(WHAT IS REQUIRED): Search the records for "hoch". Copy every line where it appears.

(Dataset records on visual material):
______________________________

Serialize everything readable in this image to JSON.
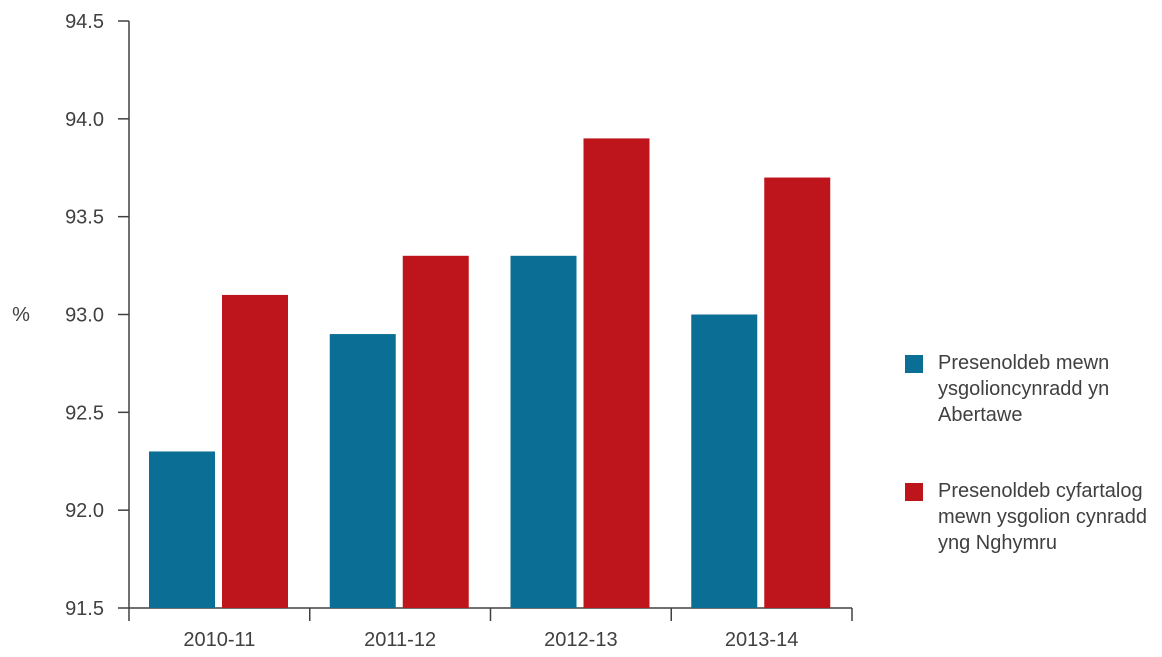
{
  "chart_data": {
    "type": "bar",
    "title": "",
    "xlabel": "",
    "ylabel": "%",
    "ylim": [
      91.5,
      94.5
    ],
    "yticks": [
      "91.5",
      "92.0",
      "92.5",
      "93.0",
      "93.5",
      "94.0",
      "94.5"
    ],
    "categories": [
      "2010-11",
      "2011-12",
      "2012-13",
      "2013-14"
    ],
    "series": [
      {
        "name": "Presenoldeb mewn ysgolioncynradd yn Abertawe",
        "color": "#0b6e94",
        "values": [
          92.3,
          92.9,
          93.3,
          93.0
        ]
      },
      {
        "name": "Presenoldeb cyfartalog mewn ysgolion cynradd yng Nghymru",
        "color": "#be151c",
        "values": [
          93.1,
          93.3,
          93.9,
          93.7
        ]
      }
    ],
    "grid": false,
    "legend": "right"
  }
}
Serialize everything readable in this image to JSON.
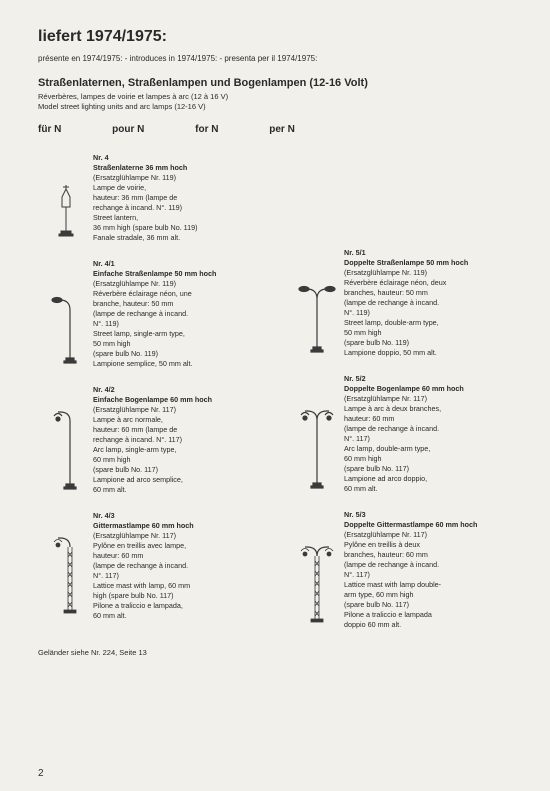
{
  "header": {
    "title": "liefert 1974/1975:",
    "subtitle": "présente en 1974/1975:    -    introduces in 1974/1975:    -    presenta per il 1974/1975:"
  },
  "section": {
    "heading": "Straßenlaternen, Straßenlampen und Bogenlampen (12-16 Volt)",
    "sub1": "Réverbères, lampes de voirie et lampes à arc (12 à 16 V)",
    "sub2": "Model street lighting units and arc lamps (12-16 V)"
  },
  "scale": {
    "de": "für N",
    "fr": "pour N",
    "en": "for N",
    "it": "per N"
  },
  "products": {
    "left": [
      {
        "nr": "Nr. 4",
        "title": "Straßenlaterne 36 mm hoch",
        "lines": [
          "(Ersatzglühlampe Nr. 119)",
          "Lampe de voirie,",
          "hauteur: 36 mm (lampe de",
          "rechange à incand. N°. 119)",
          "Street lantern,",
          "36 mm high (spare bulb No. 119)",
          "Fanale stradale, 36 mm alt."
        ]
      },
      {
        "nr": "Nr. 4/1",
        "title": "Einfache Straßenlampe 50 mm hoch",
        "lines": [
          "(Ersatzglühlampe Nr. 119)",
          "Réverbère éclairage néon, une",
          "branche, hauteur: 50 mm",
          "(lampe de rechange à incand.",
          "N°. 119)",
          "Street lamp, single-arm type,",
          "50 mm high",
          "(spare bulb No. 119)",
          "Lampione semplice, 50 mm alt."
        ]
      },
      {
        "nr": "Nr. 4/2",
        "title": "Einfache Bogenlampe 60 mm hoch",
        "lines": [
          "(Ersatzglühlampe Nr. 117)",
          "Lampe à arc normale,",
          "hauteur: 60 mm (lampe de",
          "rechange à incand. N°. 117)",
          "Arc lamp, single-arm type,",
          "60 mm high",
          "(spare bulb No. 117)",
          "Lampione ad arco semplice,",
          "60 mm alt."
        ]
      },
      {
        "nr": "Nr. 4/3",
        "title": "Gittermastlampe 60 mm hoch",
        "lines": [
          "(Ersatzglühlampe Nr. 117)",
          "Pylône en treillis avec lampe,",
          "hauteur: 60 mm",
          "(lampe de rechange à incand.",
          "N°. 117)",
          "Lattice mast with lamp, 60 mm",
          "high (spare bulb No. 117)",
          "Pilone a traliccio e lampada,",
          "60 mm alt."
        ]
      }
    ],
    "right": [
      {
        "nr": "Nr. 5/1",
        "title": "Doppelte Straßenlampe 50 mm hoch",
        "lines": [
          "(Ersatzglühlampe Nr. 119)",
          "Réverbère éclairage néon, deux",
          "branches, hauteur: 50 mm",
          "(lampe de rechange à incand.",
          "N°. 119)",
          "Street lamp, double-arm type,",
          "50 mm high",
          "(spare bulb No. 119)",
          "Lampione doppio, 50 mm alt."
        ]
      },
      {
        "nr": "Nr. 5/2",
        "title": "Doppelte Bogenlampe 60 mm hoch",
        "lines": [
          "(Ersatzglühlampe Nr. 117)",
          "Lampe à arc à deux branches,",
          "hauteur: 60 mm",
          "(lampe de rechange à incand.",
          "N°. 117)",
          "Arc lamp, double-arm type,",
          "60 mm high",
          "(spare bulb No. 117)",
          "Lampione ad arco doppio,",
          "60 mm alt."
        ]
      },
      {
        "nr": "Nr. 5/3",
        "title": "Doppelte Gittermastlampe 60 mm hoch",
        "lines": [
          "(Ersatzglühlampe Nr. 117)",
          "Pylône en treillis à deux",
          "branches, hauteur: 60 mm",
          "(lampe de rechange à incand.",
          "N°. 117)",
          "Lattice mast with lamp double-",
          "arm type, 60 mm high",
          "(spare bulb No. 117)",
          "Pilone a traliccio e lampada",
          "doppio 60 mm alt."
        ]
      }
    ]
  },
  "footer_note": "Geländer siehe Nr. 224, Seite 13",
  "page_number": "2",
  "colors": {
    "bg": "#f2f0ea",
    "text": "#2a2a2a",
    "stroke": "#3a3a3a"
  }
}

______________________________

(FINISHED EXERCISE):
        "title": "Straßenlaterne 36 mm hoch",
        "title": "Einfache Straßenlampe 50 mm hoch",
        "title": "Einfache Bogenlampe 60 mm hoch",
        "title": "Gittermastlampe 60 mm hoch",
        "title": "Doppelte Straßenlampe 50 mm hoch",
        "title": "Doppelte Bogenlampe 60 mm hoch",
        "title": "Doppelte Gittermastlampe 60 mm hoch",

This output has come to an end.